What this task involves:
State how many of the rows below contain the word "Мощность", treating uppercase and lowercase as different. Give only the number.

The data:
####

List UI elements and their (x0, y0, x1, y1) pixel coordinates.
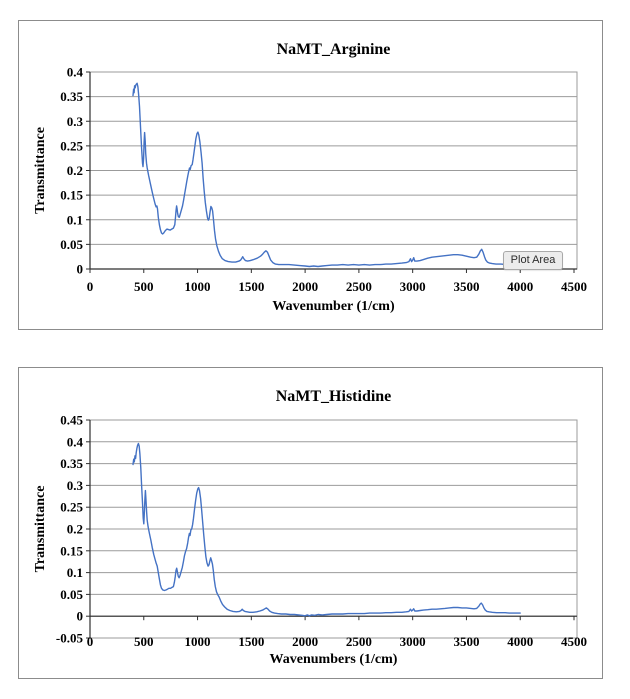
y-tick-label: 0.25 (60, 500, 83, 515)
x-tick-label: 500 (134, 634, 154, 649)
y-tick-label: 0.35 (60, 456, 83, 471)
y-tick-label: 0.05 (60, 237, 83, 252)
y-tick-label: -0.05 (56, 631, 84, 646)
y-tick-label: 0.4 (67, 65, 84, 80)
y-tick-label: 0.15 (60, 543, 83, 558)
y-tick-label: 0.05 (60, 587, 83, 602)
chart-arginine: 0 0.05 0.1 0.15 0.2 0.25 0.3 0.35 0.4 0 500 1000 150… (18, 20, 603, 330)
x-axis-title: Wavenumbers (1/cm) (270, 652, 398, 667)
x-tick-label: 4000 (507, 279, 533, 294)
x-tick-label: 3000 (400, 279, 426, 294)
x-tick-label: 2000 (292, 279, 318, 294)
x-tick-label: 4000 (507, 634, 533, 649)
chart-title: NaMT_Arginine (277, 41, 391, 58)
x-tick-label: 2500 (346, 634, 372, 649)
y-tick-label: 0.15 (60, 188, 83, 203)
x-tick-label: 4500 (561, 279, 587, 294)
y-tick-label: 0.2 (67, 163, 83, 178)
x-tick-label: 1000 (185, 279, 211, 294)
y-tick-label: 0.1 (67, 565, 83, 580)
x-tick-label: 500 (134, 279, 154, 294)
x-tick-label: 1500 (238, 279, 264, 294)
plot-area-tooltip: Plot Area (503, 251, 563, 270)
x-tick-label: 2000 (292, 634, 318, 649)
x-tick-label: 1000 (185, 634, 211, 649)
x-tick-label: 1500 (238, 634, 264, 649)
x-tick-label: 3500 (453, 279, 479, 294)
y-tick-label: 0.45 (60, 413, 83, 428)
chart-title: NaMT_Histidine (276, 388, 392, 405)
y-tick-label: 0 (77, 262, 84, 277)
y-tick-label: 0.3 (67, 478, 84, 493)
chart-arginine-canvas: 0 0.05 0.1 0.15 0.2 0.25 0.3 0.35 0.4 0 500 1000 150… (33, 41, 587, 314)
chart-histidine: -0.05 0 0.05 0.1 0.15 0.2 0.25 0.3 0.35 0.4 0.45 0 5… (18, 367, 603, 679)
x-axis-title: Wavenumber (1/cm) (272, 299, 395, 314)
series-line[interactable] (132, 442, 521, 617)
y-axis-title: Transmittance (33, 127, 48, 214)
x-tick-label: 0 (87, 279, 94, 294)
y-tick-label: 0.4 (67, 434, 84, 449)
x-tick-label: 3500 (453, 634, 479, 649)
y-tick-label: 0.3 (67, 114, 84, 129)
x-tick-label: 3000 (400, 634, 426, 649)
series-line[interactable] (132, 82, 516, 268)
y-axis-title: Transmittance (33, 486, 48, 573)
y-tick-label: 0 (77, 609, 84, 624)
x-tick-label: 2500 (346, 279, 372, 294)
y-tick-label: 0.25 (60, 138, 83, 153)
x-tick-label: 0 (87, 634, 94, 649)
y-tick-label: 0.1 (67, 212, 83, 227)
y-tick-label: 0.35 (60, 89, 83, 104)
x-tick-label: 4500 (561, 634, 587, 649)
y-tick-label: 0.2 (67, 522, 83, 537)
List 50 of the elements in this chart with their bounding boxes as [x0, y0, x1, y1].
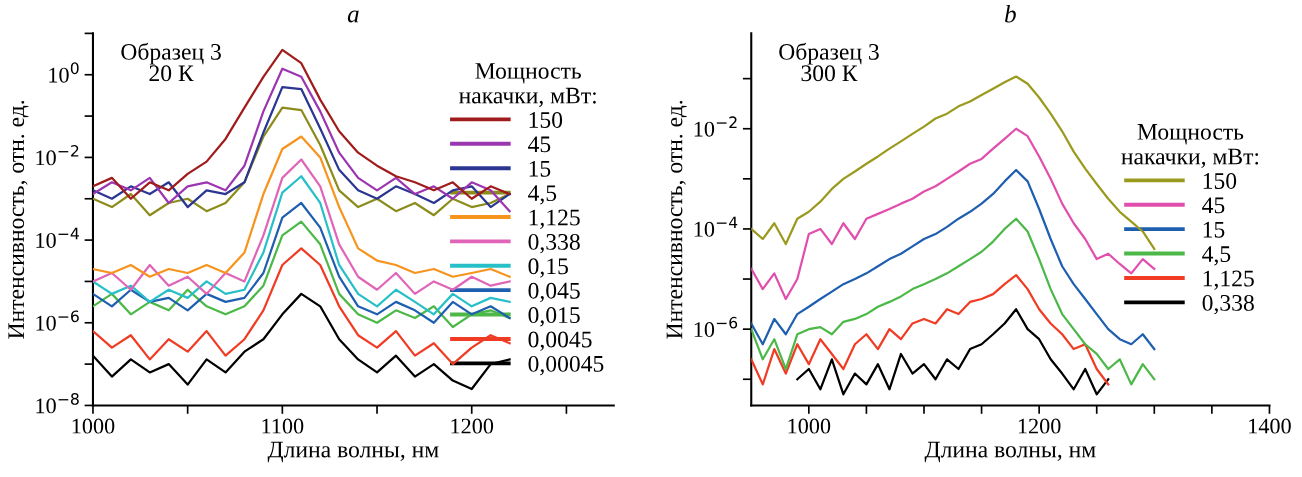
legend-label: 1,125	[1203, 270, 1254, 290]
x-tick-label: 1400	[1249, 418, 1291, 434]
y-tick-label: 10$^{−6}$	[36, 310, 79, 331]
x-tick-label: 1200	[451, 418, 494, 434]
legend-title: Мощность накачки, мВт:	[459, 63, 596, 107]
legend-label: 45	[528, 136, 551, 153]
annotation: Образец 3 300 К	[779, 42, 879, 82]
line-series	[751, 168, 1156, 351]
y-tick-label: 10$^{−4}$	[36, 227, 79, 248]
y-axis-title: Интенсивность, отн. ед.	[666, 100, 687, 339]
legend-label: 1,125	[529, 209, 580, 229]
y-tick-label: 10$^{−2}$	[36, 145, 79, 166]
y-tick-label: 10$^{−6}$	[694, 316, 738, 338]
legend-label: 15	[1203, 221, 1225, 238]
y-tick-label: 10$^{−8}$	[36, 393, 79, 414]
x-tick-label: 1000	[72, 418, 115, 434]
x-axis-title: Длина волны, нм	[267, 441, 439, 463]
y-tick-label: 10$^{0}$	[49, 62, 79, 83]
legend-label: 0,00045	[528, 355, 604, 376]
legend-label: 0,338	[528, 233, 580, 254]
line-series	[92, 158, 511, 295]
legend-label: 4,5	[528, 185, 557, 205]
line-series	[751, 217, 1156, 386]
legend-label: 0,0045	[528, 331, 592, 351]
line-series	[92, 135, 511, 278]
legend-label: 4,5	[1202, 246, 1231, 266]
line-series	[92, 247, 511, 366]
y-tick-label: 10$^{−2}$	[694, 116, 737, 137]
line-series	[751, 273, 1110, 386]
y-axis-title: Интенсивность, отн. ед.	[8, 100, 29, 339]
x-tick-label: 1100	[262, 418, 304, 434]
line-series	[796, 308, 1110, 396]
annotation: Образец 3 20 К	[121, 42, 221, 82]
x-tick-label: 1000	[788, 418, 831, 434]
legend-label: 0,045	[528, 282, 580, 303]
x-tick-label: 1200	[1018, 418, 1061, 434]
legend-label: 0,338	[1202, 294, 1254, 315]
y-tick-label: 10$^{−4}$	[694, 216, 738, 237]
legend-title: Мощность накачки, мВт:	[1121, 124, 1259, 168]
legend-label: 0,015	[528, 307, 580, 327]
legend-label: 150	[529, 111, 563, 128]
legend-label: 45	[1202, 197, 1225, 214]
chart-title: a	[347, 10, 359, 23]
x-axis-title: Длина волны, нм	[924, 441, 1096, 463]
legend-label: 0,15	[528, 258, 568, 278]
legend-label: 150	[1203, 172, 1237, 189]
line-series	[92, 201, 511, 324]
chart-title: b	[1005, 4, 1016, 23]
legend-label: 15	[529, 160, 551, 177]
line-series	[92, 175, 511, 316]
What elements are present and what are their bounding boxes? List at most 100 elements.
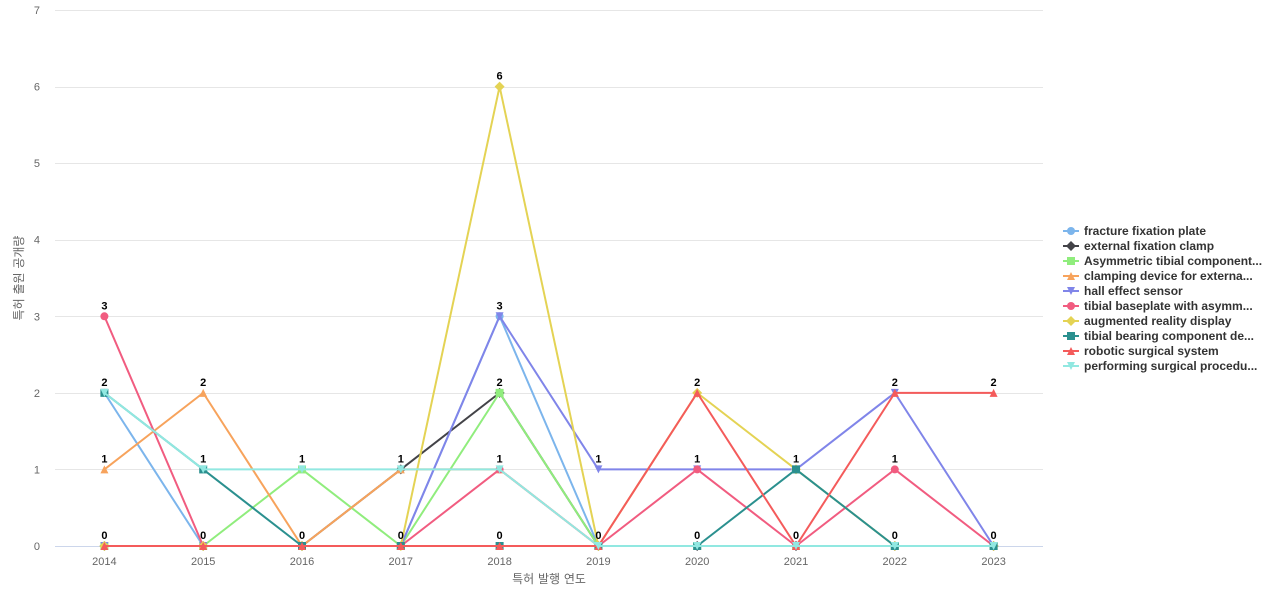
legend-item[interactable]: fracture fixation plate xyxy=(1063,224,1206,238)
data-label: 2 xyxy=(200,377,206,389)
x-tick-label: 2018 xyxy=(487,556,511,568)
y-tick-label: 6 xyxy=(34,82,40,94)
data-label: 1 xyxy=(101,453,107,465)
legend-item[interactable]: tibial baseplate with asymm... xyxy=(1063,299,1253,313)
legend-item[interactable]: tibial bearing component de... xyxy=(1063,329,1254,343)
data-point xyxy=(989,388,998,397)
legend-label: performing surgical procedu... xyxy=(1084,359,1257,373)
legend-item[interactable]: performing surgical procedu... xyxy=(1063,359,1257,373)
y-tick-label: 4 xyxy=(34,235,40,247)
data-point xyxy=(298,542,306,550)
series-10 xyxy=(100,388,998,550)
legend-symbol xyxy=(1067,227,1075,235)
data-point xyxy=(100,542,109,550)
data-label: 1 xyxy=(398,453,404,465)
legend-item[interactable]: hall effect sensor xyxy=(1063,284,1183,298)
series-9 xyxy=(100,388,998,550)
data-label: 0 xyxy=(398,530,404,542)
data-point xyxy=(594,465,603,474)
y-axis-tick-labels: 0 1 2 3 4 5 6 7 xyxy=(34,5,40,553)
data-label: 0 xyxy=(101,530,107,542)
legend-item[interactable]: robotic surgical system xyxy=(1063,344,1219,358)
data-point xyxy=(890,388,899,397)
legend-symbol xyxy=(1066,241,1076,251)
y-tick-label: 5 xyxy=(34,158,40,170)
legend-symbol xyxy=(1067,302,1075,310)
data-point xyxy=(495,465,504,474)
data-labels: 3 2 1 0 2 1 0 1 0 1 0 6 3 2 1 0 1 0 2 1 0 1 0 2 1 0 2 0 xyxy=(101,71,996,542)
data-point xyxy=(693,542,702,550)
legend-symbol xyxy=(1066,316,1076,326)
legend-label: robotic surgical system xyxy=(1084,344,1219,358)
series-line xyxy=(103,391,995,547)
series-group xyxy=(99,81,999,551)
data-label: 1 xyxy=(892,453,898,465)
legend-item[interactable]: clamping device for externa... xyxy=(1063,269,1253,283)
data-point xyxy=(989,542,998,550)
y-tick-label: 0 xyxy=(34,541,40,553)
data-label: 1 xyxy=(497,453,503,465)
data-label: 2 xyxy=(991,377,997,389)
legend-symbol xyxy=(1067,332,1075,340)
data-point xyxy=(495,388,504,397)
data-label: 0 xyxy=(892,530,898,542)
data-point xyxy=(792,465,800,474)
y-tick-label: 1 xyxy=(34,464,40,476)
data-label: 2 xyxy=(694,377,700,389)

####

Response to the task:
2